| PROBLEM SET |
[1] Please answer these questions from the email about shop tagging, putting each answer on its own line with the matching letter.
(a) Which tag was put in place of shop=tyre?
(b) About how many places are tagged shop=tyre in Nottingham?
(c) Who does the writer say should make the final judgement on tagging for high street chains?
[2] Extend the email about shop tagging with new text that carries on from its final sentence.

| PASSAGE |
+++
2014-10-24 Thread Will Phillips
Thank you for the constructive reply. I don't doubt you are acting in 
good faith and with more care than my initial message might have 
implied. However, I do think it is very important that these sort of 
systematic changes are fully discussed first. There have been a number 
of cases where such changes have been done badly in the past, so I do 
tend to view them with concern, especially when they are done unexpectedly.


The specific change you made that led to my original message was 
shop=tyre being replaced with shop=car_repair. I'm not familiar with any 
of the locations changed, but shop=tyre seems to me to be a more 
specific tag than shop=car_repair, so I don't think it should have been 
replaced without consultation (and preferably checking on the ground).


I'm not very keen on the shop=tyre tag, but it does at least indicate a 
garage that specialises (sometimes only) in selling and fitting tyres, 
which is something worth tagging in my view. There are about 10 such 
places tagged in Nottingham currently (Tyre Link, Tyre Point, Tyre Zone, 
etc...).


I do certainly support the idea of discussing and agreeing recommended 
tagging for high street chains, but I think mappers on the ground should 
make the final judgement, because as I wrote in my earlier message, 
different branches of the same chain can sometimes vary depending on 
things like size and location.


Cheers,
Will

On 24/10/2014 12:38, Matthijs Melissen wrote:

Hi Will,

On 24 October 2014 11:42, Will Phillips wp4...@gmail.com wrote:

I'm confused by your actions. Yesterday you started the formal process for
making an uncontroversial change to the tagging of bookmakers, but since
then you have made a series of considerably more controversial edits with no
discussion at all. I wish to register my objection to these changes.
+++
| RECORDED DATA |
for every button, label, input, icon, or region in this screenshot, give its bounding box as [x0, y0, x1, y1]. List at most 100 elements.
+++
| WRITTEN RESPONSES |
[1]
(a) shop=car_repair
(b) About 10
(c) Mappers on the ground

[2]
As far as I am aware, the bookmaker tagging is more controversial than
the changes I did today and yesterday.  Bookmaker versus betting is a
longstanding controversy, with (until recently) nearly equal tagging
and strong proponents for both sides. Moreover the numbers for the
bookmaker changes are quite large (hundreds on both sides). On the
other hand, the changes I made today and yesterday are shops where
mappers have expressed a strong preference for a particular tagging,
and only involve small numbers (mostly less than 10 shops), so easy to
revert manually.


You are standardising the tagging for particular brands, removing the
original judgements made by mappers who looked at them on the ground. I find
it particularly de-motivating when these mass changes strip meaning from my
tagging, changing a specific tag to a more general one. I'm not against my
tagging being changed through discussion, but distinctions should be kept,
even if moved to a sub-tag (e.g. shop=bed versus shop=furniture
furniture=bed).

I agree with that. Can you give examples of changes where I stripped
meaning from tags? That should not have happened. I noticed the
shop=bed situation myself, and already concluded myself that it would
be good to carry out this change, but not without advance discussion.


I have other concerns about these sorts of edits:

Are you sure all the shops belonging to a chain sell the same thing and
offer the same services? In my experience this isn't always the case. For
example, WH Smith at train stations and airports sell a much narrower range
than their larger high street stores.

I have surveyed 3016 shops myself (no, I'm not only an armchair
mapper), so I think I have a fairly good understanding of what
products shops sell. I might always have made a mistake of course, so
if you spot any, feel free to point them out. I know WHSmith is a
difficult case, so I won't touch it without prior discussion.


Where you are 'correcting' tagging based just on the name tag, how can you
be sure its not an administrative office, distribution depot or something
else other than a shop?

I look at location of course. I only changed high street / retail
centre locations. In other cases, I added OSM notes.

So personally I think I have sufficient checks in place to not
overwrite useful data.

That said, I don't mind reverting some or all of my changes if you
consider them controversial, and discussing them beforehand. If so,
please specify which changes you refer to.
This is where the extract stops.